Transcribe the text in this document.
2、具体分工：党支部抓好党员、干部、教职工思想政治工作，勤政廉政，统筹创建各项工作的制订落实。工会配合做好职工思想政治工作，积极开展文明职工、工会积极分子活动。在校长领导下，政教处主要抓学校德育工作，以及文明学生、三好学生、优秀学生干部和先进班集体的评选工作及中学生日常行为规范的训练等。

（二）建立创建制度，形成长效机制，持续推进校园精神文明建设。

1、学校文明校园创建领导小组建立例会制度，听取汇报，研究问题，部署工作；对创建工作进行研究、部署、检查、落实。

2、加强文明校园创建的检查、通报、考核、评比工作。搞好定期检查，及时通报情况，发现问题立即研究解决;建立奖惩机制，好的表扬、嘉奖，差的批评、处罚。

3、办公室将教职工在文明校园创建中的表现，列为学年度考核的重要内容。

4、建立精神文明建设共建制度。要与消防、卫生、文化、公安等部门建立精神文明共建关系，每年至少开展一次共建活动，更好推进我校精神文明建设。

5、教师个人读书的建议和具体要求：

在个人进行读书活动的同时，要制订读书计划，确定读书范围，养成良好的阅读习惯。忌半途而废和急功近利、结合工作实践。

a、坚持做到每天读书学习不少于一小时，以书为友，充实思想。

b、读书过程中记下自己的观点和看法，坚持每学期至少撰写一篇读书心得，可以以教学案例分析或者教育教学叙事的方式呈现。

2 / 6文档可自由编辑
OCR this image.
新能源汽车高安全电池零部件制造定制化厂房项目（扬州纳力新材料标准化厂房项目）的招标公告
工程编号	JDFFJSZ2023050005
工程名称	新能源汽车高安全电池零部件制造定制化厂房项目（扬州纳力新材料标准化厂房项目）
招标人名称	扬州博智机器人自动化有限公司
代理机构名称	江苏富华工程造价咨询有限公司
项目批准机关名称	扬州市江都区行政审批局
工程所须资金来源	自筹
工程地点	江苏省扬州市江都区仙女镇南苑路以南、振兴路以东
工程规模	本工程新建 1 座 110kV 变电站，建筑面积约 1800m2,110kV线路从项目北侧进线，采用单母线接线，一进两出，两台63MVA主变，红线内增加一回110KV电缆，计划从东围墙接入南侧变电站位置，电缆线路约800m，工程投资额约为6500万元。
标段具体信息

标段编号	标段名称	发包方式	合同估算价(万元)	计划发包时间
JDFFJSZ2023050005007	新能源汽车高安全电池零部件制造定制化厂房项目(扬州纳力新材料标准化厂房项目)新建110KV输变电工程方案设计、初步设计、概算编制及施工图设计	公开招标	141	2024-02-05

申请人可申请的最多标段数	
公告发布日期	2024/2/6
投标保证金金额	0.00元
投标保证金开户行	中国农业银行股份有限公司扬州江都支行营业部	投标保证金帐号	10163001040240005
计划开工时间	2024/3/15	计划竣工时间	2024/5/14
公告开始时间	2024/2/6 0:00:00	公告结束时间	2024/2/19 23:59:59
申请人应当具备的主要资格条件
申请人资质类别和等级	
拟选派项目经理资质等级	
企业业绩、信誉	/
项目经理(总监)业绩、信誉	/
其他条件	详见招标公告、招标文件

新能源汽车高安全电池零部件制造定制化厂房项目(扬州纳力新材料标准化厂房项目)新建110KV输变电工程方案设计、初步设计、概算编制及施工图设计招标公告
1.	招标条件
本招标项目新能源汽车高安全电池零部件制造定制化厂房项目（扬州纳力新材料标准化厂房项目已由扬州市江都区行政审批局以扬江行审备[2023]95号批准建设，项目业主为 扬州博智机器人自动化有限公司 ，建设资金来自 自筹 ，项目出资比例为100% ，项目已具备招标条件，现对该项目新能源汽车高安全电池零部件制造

++++++

--- Set task ---
Print the complete listing again, exactly as it stands.

--- The result ---
Transcribe the text in this document.
2、具体分工：党支部抓好党员、干部、教职工思想政治工作，勤政廉政，统筹创建各项工作的制订落实。工会配合做好职工思想政治工作，积极开展文明职工、工会积极分子活动。在校长领导下，政教处主要抓学校德育工作，以及文明学生、三好学生、优秀学生干部和先进班集体的评选工作及中学生日常行为规范的训练等。

（二）建立创建制度，形成长效机制，持续推进校园精神文明建设。

1、学校文明校园创建领导小组建立例会制度，听取汇报，研究问题，部署工作；对创建工作进行研究、部署、检查、落实。

2、加强文明校园创建的检查、通报、考核、评比工作。搞好定期检查，及时通报情况，发现问题立即研究解决;建立奖惩机制，好的表扬、嘉奖，差的批评、处罚。

3、办公室将教职工在文明校园创建中的表现，列为学年度考核的重要内容。

4、建立精神文明建设共建制度。要与消防、卫生、文化、公安等部门建立精神文明共建关系，每年至少开展一次共建活动，更好推进我校精神文明建设。

5、教师个人读书的建议和具体要求：

在个人进行读书活动的同时，要制订读书计划，确定读书范围，养成良好的阅读习惯。忌半途而废和急功近利、结合工作实践。

a、坚持做到每天读书学习不少于一小时，以书为友，充实思想。

b、读书过程中记下自己的观点和看法，坚持每学期至少撰写一篇读书心得，可以以教学案例分析或者教育教学叙事的方式呈现。

2 / 6文档可自由编辑
OCR this image.
新能源汽车高安全电池零部件制造定制化厂房项目（扬州纳力新材料标准化厂房项目）的招标公告
工程编号	JDFFJSZ2023050005
工程名称	新能源汽车高安全电池零部件制造定制化厂房项目（扬州纳力新材料标准化厂房项目）
招标人名称	扬州博智机器人自动化有限公司
代理机构名称	江苏富华工程造价咨询有限公司
项目批准机关名称	扬州市江都区行政审批局
工程所须资金来源	自筹
工程地点	江苏省扬州市江都区仙女镇南苑路以南、振兴路以东
工程规模	本工程新建 1 座 110kV 变电站，建筑面积约 1800m2,110kV线路从项目北侧进线，采用单母线接线，一进两出，两台63MVA主变，红线内增加一回110KV电缆，计划从东围墙接入南侧变电站位置，电缆线路约800m，工程投资额约为6500万元。
标段具体信息

标段编号	标段名称	发包方式	合同估算价(万元)	计划发包时间
JDFFJSZ2023050005007	新能源汽车高安全电池零部件制造定制化厂房项目(扬州纳力新材料标准化厂房项目)新建110KV输变电工程方案设计、初步设计、概算编制及施工图设计	公开招标	141	2024-02-05

申请人可申请的最多标段数	
公告发布日期	2024/2/6
投标保证金金额	0.00元
投标保证金开户行	中国农业银行股份有限公司扬州江都支行营业部	投标保证金帐号	10163001040240005
计划开工时间	2024/3/15	计划竣工时间	2024/5/14
公告开始时间	2024/2/6 0:00:00	公告结束时间	2024/2/19 23:59:59
申请人应当具备的主要资格条件
申请人资质类别和等级	
拟选派项目经理资质等级	
企业业绩、信誉	/
项目经理(总监)业绩、信誉	/
其他条件	详见招标公告、招标文件

新能源汽车高安全电池零部件制造定制化厂房项目(扬州纳力新材料标准化厂房项目)新建110KV输变电工程方案设计、初步设计、概算编制及施工图设计招标公告
1.	招标条件
本招标项目新能源汽车高安全电池零部件制造定制化厂房项目（扬州纳力新材料标准化厂房项目已由扬州市江都区行政审批局以扬江行审备[2023]95号批准建设，项目业主为 扬州博智机器人自动化有限公司 ，建设资金来自 自筹 ，项目出资比例为100% ，项目已具备招标条件，现对该项目新能源汽车高安全电池零部件制造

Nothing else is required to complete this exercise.